*Source data*
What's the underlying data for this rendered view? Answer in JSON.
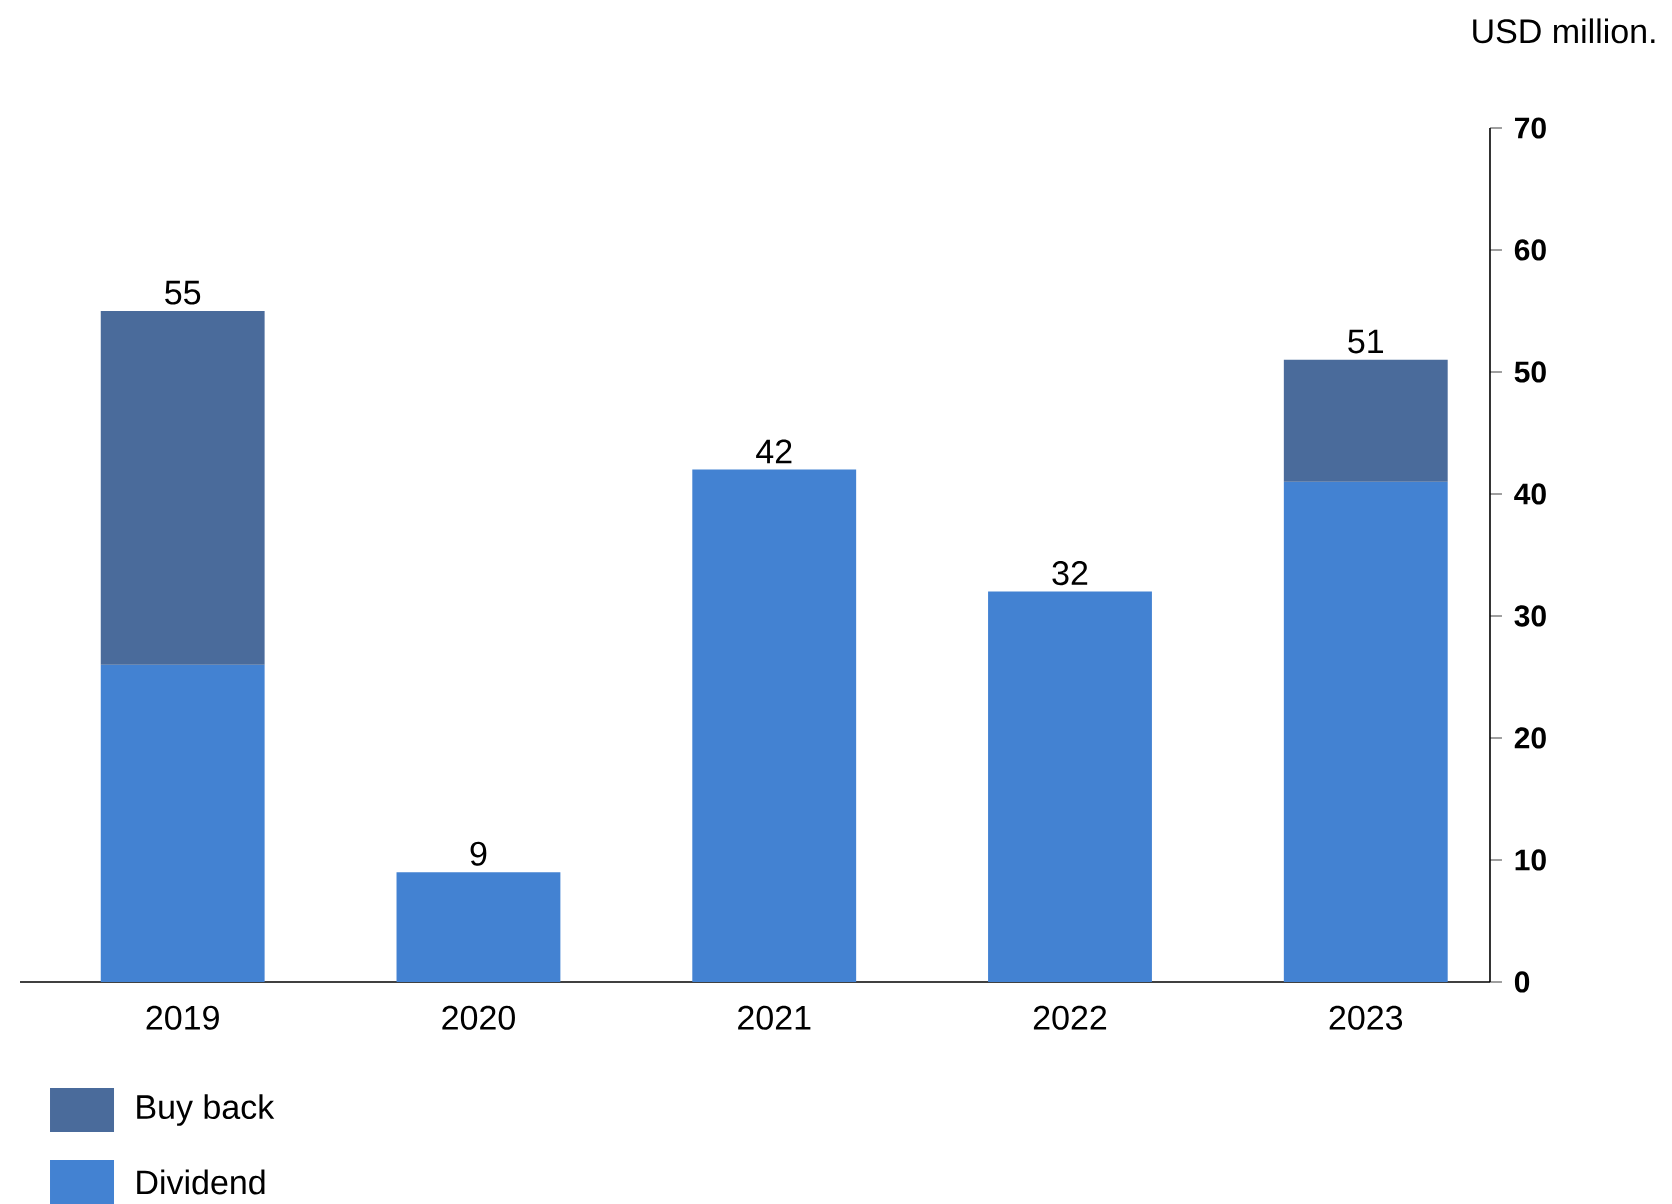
{
  "chart_data": {
    "type": "bar",
    "stacked": true,
    "ylabel": "USD million.",
    "categories": [
      "2019",
      "2020",
      "2021",
      "2022",
      "2023"
    ],
    "series": [
      {
        "name": "Dividend",
        "color": "#4382d2",
        "values": [
          26,
          9,
          42,
          32,
          41
        ]
      },
      {
        "name": "Buy back",
        "color": "#4a6b9b",
        "values": [
          29,
          null,
          null,
          null,
          10
        ]
      }
    ],
    "totals": [
      "55",
      "9",
      "42",
      "32",
      "51"
    ],
    "ylim": [
      0,
      70
    ],
    "yticks": [
      0,
      10,
      20,
      30,
      40,
      50,
      60,
      70
    ],
    "legend": "bottom left",
    "grid": false
  }
}
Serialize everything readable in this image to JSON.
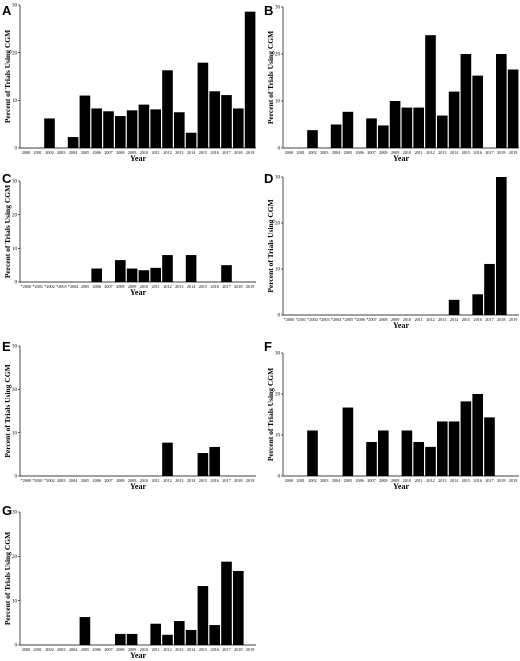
{
  "chart_data": [
    {
      "panel": "A",
      "type": "bar",
      "ylabel": "Percent of Trials Using CGM",
      "xlabel": "Year",
      "ylim": [
        0,
        30
      ],
      "yticks": [
        0,
        10,
        20,
        30
      ],
      "categories": [
        "2000",
        "2001",
        "2002",
        "2003",
        "2004",
        "2005",
        "2006",
        "2007",
        "2008",
        "2009",
        "2010",
        "2011",
        "2012",
        "2013",
        "2014",
        "2015",
        "2016",
        "2017",
        "2018",
        "2019"
      ],
      "values": [
        0,
        0,
        6.2,
        0,
        2.3,
        11,
        8.3,
        7.7,
        6.7,
        7.9,
        9.1,
        8.1,
        16.3,
        7.5,
        3.2,
        17.9,
        11.9,
        11.1,
        8.3,
        28.6
      ]
    },
    {
      "panel": "B",
      "type": "bar",
      "ylabel": "Percent of Trials Using CGM",
      "xlabel": "Year",
      "ylim": [
        0,
        30
      ],
      "yticks": [
        0,
        10,
        20,
        30
      ],
      "categories": [
        "2000",
        "2001",
        "2002",
        "2003",
        "2004",
        "2005",
        "2006",
        "2007",
        "2008",
        "2009",
        "2010",
        "2011",
        "2012",
        "2013",
        "2014",
        "2015",
        "2016",
        "2017",
        "2018",
        "2019"
      ],
      "values": [
        0,
        0,
        3.8,
        0,
        5,
        7.7,
        0,
        6.3,
        4.8,
        10,
        8.6,
        8.6,
        24,
        6.9,
        12,
        20,
        15.4,
        0,
        20,
        16.7
      ]
    },
    {
      "panel": "C",
      "type": "bar",
      "ylabel": "Percent of Trials Using CGM",
      "xlabel": "Year",
      "ylim": [
        0,
        30
      ],
      "yticks": [
        0,
        10,
        20,
        30
      ],
      "categories": [
        "*2000",
        "*2001",
        "*2002",
        "*2003",
        "*2004",
        "2005",
        "2006",
        "2007",
        "2008",
        "2009",
        "2010",
        "2011",
        "2012",
        "2013",
        "2014",
        "2015",
        "2016",
        "2017",
        "2018",
        "2019"
      ],
      "values": [
        0,
        0,
        0,
        0,
        0,
        0,
        4,
        0,
        6.5,
        4,
        3.5,
        4.2,
        8,
        0,
        8,
        0,
        0,
        5,
        0,
        0
      ]
    },
    {
      "panel": "D",
      "type": "bar",
      "ylabel": "Percent of Trials Using CGM",
      "xlabel": "Year",
      "ylim": [
        0,
        30
      ],
      "yticks": [
        0,
        10,
        20,
        30
      ],
      "categories": [
        "*2000",
        "*2001",
        "*2002",
        "*2003",
        "*2004",
        "*2005",
        "*2006",
        "*2007",
        "2008",
        "2009",
        "2010",
        "2011",
        "2012",
        "2013",
        "2014",
        "2015",
        "2016",
        "2017",
        "2018",
        "2019"
      ],
      "values": [
        0,
        0,
        0,
        0,
        0,
        0,
        0,
        0,
        0,
        0,
        0,
        0,
        0,
        0,
        3.3,
        0,
        4.5,
        11.1,
        30,
        0
      ]
    },
    {
      "panel": "E",
      "type": "bar",
      "ylabel": "Percent of Trials Using CGM",
      "xlabel": "Year",
      "ylim": [
        0,
        30
      ],
      "yticks": [
        0,
        10,
        20,
        30
      ],
      "categories": [
        "*2000",
        "*2001",
        "*2002",
        "2003",
        "2004",
        "2005",
        "2006",
        "2007",
        "2008",
        "2009",
        "2010",
        "2011",
        "2012",
        "2013",
        "2014",
        "2015",
        "2016",
        "2017",
        "2018",
        "2019"
      ],
      "values": [
        0,
        0,
        0,
        0,
        0,
        0,
        0,
        0,
        0,
        0,
        0,
        0,
        7.7,
        0,
        0,
        5.3,
        6.7,
        0,
        0,
        0
      ]
    },
    {
      "panel": "F",
      "type": "bar",
      "ylabel": "Percent of Trials Using CGM",
      "xlabel": "Year",
      "ylim": [
        0,
        30
      ],
      "yticks": [
        0,
        10,
        20,
        30
      ],
      "categories": [
        "2000",
        "2001",
        "2002",
        "2003",
        "2004",
        "2005",
        "2006",
        "2007",
        "2008",
        "2009",
        "2010",
        "2011",
        "2012",
        "2013",
        "2014",
        "2015",
        "2016",
        "2017",
        "2018",
        "2019"
      ],
      "values": [
        0,
        0,
        11.1,
        0,
        0,
        16.7,
        0,
        8.3,
        11.1,
        0,
        11.1,
        8.3,
        7.1,
        13.3,
        13.3,
        18.2,
        20,
        14.3,
        0,
        0
      ]
    },
    {
      "panel": "G",
      "type": "bar",
      "ylabel": "Percent of Trials Using CGM",
      "xlabel": "Year",
      "ylim": [
        0,
        30
      ],
      "yticks": [
        0,
        10,
        20,
        30
      ],
      "categories": [
        "2000",
        "2001",
        "2002",
        "2003",
        "2004",
        "2005",
        "2006",
        "2007",
        "2008",
        "2009",
        "2010",
        "2011",
        "2012",
        "2013",
        "2014",
        "2015",
        "2016",
        "2017",
        "2018",
        "2019"
      ],
      "values": [
        0,
        0,
        0,
        0,
        0,
        6.3,
        0,
        0,
        2.5,
        2.5,
        0,
        4.8,
        2.3,
        5.4,
        3.4,
        13.3,
        4.5,
        18.8,
        16.7,
        0
      ]
    }
  ]
}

*Stated exercise*
Scan the listing above. Gather each line that contains the word "this".

*The answer*
What's the underlying data for this rendered view? Answer in JSON.
Serialize everything readable in this image to JSON.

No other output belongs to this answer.